━━━━━ PROVIDED INFORMATION

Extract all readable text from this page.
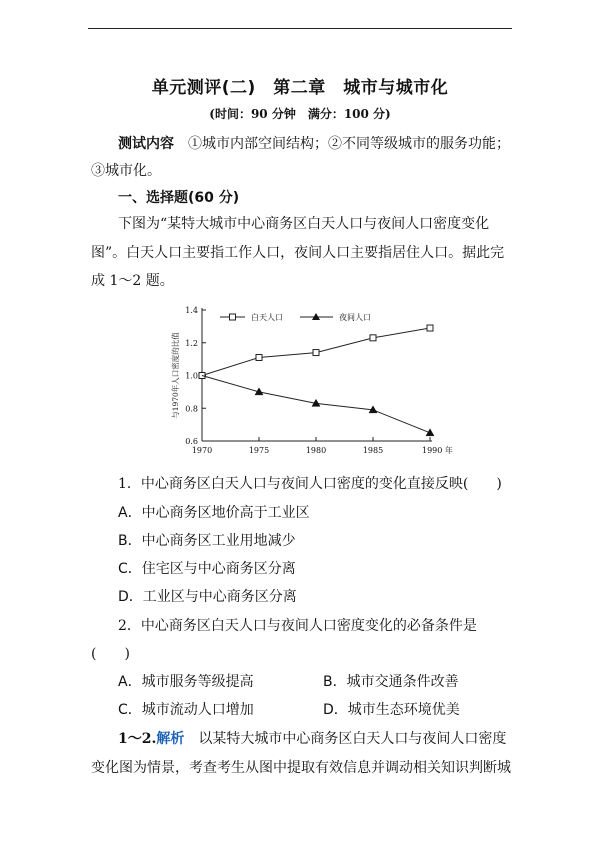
单元测评(二)　第二章　城市与城市化
(时间：90 分钟　满分：100 分)
测试内容　 ①城市内部空间结构；②不同等级城市的服务功能；
③城市化。
一、选择题(60 分)
下图为“某特大城市中心商务区白天人口与夜间人口密度变化
图”。白天人口主要指工作人口，夜间人口主要指居住人口。据此完
成 1～2 题。
0.6
0.8
1.0
1.2
1.4
1970	1975	1980	1985	1990 年
白天人口	夜间人口
与1970年人口密度的比值
1．中心商务区白天人口与夜间人口密度的变化直接反映(　　)
A．中心商务区地价高于工业区
B．中心商务区工业用地减少
C．住宅区与中心商务区分离
D．工业区与中心商务区分离
2．中心商务区白天人口与夜间人口密度变化的必备条件是
(　　)
A．城市服务等级提高	B．城市交通条件改善
C．城市流动人口增加	D．城市生态环境优美
1～2.解析　以某特大城市中心商务区白天人口与夜间人口密度
变化图为情景，考查考生从图中提取有效信息并调动相关知识判断城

━━━━━━━━━━

# SET EXERCISE
Write the full listing out again with every line unchanged, but include no pictures.

# SOLVED EXERCISE
Extract all readable text from this page.
单元测评(二)　第二章　城市与城市化
(时间：90 分钟　满分：100 分)
测试内容　 ①城市内部空间结构；②不同等级城市的服务功能；
③城市化。
一、选择题(60 分)
下图为“某特大城市中心商务区白天人口与夜间人口密度变化
图”。白天人口主要指工作人口，夜间人口主要指居住人口。据此完
成 1～2 题。
0.6
0.8
1.0
1.2
1.4
1970	1975	1980	1985	1990 年
白天人口	夜间人口
与1970年人口密度的比值
1．中心商务区白天人口与夜间人口密度的变化直接反映(　　)
A．中心商务区地价高于工业区
B．中心商务区工业用地减少
C．住宅区与中心商务区分离
D．工业区与中心商务区分离
2．中心商务区白天人口与夜间人口密度变化的必备条件是
(　　)
A．城市服务等级提高	B．城市交通条件改善
C．城市流动人口增加	D．城市生态环境优美
1～2.解析　以某特大城市中心商务区白天人口与夜间人口密度
变化图为情景，考查考生从图中提取有效信息并调动相关知识判断城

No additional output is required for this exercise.